* **Task to carry out**
Below are some records. Say how many of their lines include the string "建筑混凝土买卖合同", giving only the number.

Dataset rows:
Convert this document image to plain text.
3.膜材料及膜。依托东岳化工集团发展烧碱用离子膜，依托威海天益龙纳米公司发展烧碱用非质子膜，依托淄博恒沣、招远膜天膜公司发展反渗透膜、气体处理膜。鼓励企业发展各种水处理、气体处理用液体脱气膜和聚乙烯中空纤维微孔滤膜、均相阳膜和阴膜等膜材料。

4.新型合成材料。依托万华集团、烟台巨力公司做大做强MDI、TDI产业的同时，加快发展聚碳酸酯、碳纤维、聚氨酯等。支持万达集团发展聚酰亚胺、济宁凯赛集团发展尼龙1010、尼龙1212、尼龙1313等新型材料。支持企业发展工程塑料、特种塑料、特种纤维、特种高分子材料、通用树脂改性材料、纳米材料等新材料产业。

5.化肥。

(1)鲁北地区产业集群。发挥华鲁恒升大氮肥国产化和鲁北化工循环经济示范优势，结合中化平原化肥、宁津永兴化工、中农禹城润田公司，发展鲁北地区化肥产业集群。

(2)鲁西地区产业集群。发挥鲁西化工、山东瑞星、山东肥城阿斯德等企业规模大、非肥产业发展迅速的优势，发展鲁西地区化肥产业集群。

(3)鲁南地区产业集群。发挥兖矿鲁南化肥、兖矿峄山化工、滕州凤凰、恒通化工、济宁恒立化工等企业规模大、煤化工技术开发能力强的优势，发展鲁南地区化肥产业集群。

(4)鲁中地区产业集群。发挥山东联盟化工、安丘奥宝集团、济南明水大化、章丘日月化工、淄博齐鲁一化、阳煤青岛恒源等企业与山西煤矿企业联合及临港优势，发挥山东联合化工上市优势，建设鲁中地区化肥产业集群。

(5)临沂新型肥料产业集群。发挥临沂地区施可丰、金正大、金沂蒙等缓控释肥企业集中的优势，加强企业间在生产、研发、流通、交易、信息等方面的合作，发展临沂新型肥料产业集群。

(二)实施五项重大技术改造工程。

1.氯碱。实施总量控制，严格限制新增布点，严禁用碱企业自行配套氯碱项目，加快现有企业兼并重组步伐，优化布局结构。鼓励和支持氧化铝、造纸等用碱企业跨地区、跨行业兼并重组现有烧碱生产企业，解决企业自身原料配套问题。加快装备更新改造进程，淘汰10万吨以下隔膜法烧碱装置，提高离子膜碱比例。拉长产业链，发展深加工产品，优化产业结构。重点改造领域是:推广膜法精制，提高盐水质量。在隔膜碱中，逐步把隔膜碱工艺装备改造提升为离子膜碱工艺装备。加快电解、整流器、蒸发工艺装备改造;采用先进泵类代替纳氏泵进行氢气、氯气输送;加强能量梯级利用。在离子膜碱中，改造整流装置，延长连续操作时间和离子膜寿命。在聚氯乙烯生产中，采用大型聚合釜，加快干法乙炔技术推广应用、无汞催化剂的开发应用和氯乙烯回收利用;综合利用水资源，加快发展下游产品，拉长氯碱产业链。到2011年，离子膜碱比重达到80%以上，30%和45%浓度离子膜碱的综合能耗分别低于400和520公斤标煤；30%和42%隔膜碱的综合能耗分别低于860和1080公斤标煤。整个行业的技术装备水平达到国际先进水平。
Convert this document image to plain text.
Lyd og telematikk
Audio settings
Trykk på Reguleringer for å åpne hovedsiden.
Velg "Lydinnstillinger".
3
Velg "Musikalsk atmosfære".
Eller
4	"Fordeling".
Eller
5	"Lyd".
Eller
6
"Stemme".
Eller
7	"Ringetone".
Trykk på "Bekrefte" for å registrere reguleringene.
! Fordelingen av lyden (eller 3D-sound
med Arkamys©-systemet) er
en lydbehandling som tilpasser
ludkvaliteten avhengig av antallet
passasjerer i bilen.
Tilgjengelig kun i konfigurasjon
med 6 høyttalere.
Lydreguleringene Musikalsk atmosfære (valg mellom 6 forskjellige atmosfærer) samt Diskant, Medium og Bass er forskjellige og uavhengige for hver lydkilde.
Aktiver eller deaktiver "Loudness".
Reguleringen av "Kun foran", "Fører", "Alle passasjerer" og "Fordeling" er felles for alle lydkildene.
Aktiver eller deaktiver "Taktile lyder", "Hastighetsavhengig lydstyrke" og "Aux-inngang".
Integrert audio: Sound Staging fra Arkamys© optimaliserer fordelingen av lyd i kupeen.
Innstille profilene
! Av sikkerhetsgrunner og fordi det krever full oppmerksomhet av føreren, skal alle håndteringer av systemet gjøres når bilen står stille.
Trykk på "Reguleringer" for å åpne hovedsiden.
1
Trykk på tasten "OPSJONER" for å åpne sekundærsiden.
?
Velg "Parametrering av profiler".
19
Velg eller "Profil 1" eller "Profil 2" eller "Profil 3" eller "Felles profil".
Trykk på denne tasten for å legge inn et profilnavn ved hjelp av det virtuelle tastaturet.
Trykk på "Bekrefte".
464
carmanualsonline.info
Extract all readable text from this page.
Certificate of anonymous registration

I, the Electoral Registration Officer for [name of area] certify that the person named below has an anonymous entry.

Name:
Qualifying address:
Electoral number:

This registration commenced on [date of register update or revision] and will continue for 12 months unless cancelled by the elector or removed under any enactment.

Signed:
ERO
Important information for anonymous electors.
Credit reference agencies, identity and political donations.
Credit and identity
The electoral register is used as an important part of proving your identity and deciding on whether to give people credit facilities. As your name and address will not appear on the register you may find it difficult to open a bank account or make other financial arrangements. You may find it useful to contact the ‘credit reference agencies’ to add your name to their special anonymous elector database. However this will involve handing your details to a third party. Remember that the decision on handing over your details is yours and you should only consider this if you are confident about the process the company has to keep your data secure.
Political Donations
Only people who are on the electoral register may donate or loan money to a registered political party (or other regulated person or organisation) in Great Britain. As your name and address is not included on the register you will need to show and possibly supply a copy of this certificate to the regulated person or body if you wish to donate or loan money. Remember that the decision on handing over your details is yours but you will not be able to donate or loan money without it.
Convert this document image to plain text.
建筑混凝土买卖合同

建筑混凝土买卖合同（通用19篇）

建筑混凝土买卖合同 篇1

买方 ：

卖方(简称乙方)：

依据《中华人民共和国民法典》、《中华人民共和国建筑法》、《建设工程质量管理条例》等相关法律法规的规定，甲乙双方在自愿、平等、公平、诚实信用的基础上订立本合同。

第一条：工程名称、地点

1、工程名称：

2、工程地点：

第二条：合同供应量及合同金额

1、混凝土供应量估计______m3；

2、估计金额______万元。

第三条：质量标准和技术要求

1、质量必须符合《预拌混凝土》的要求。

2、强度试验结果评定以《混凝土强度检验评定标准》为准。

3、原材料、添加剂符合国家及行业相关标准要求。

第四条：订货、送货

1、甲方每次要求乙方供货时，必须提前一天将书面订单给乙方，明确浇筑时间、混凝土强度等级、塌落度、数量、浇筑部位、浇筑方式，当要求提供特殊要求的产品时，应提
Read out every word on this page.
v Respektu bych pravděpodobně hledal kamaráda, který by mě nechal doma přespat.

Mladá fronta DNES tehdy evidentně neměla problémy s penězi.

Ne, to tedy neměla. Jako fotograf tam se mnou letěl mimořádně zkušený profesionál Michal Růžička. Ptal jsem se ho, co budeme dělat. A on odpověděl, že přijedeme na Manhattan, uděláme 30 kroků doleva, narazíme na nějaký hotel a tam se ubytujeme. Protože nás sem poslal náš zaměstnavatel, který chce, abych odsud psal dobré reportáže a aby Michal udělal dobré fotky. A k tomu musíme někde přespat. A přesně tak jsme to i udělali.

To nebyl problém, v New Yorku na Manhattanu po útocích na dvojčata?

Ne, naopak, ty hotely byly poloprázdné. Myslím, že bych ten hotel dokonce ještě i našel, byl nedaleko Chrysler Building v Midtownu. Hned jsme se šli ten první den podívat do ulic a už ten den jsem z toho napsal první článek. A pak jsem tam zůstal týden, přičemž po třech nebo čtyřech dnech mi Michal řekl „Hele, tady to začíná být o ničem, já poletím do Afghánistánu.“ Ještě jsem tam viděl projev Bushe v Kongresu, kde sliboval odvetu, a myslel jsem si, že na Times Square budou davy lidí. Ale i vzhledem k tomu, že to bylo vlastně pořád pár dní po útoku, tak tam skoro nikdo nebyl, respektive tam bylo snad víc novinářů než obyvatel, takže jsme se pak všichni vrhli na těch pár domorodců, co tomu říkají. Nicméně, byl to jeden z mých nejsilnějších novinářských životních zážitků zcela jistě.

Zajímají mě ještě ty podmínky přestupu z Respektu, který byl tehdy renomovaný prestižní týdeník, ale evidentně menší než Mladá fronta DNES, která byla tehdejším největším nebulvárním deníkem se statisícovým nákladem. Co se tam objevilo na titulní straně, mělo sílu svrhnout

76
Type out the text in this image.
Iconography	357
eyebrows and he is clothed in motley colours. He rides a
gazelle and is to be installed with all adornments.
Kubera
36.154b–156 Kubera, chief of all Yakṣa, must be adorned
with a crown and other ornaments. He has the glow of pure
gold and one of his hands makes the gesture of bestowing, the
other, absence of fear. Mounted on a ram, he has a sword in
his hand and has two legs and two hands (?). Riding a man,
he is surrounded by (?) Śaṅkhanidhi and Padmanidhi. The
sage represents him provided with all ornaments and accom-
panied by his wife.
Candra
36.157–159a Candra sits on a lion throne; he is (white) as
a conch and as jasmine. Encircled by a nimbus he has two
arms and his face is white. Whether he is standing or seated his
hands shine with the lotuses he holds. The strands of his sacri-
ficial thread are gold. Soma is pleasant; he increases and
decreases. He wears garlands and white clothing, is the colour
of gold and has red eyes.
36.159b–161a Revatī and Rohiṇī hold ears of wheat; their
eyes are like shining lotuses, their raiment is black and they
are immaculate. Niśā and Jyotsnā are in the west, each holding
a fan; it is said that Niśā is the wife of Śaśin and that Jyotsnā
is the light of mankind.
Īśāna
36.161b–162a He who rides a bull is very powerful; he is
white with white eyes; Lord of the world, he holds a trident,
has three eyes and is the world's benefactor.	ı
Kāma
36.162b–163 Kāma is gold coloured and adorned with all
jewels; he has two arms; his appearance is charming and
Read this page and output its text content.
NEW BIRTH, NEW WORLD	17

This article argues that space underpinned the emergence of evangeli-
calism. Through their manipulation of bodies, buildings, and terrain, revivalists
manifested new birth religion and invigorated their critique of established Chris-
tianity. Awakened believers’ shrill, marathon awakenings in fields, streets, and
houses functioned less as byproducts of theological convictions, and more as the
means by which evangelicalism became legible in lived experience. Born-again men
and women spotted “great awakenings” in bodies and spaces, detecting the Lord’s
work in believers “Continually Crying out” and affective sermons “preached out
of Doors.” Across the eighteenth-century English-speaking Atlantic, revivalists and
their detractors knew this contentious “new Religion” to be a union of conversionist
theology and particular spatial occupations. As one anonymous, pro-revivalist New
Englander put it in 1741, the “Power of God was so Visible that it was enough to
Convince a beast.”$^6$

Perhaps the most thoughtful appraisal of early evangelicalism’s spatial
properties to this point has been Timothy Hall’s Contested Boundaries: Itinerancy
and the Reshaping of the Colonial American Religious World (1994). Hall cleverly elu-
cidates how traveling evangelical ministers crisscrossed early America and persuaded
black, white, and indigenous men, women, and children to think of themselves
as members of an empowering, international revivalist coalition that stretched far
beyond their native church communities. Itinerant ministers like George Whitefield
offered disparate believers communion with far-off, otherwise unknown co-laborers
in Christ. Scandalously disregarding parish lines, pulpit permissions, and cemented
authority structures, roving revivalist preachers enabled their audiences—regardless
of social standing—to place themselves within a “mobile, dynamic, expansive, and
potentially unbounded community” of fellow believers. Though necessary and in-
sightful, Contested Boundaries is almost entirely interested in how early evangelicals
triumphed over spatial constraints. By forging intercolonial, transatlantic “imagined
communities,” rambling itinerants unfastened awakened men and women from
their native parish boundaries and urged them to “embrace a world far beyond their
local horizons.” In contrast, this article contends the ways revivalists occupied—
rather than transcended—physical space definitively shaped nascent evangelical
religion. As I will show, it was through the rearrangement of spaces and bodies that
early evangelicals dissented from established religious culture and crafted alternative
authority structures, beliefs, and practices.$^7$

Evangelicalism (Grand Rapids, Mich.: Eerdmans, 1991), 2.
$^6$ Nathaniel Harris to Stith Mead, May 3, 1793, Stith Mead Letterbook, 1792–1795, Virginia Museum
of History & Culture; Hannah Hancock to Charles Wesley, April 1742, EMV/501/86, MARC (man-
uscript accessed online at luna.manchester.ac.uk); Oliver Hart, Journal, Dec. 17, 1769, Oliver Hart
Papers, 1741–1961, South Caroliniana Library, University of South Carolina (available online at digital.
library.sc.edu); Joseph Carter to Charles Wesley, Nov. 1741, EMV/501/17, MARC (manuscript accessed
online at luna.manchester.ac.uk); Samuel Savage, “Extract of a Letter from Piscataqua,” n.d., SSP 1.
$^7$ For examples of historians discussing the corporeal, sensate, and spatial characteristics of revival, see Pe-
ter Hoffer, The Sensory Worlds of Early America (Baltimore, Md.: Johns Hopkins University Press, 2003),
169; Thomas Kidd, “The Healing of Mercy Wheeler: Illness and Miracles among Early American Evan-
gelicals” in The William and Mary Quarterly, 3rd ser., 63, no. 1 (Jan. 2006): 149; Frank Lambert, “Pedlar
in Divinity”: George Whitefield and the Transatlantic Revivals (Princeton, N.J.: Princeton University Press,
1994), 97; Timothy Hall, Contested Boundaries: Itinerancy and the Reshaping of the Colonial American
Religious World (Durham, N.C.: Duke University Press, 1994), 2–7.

* **Written answer**
3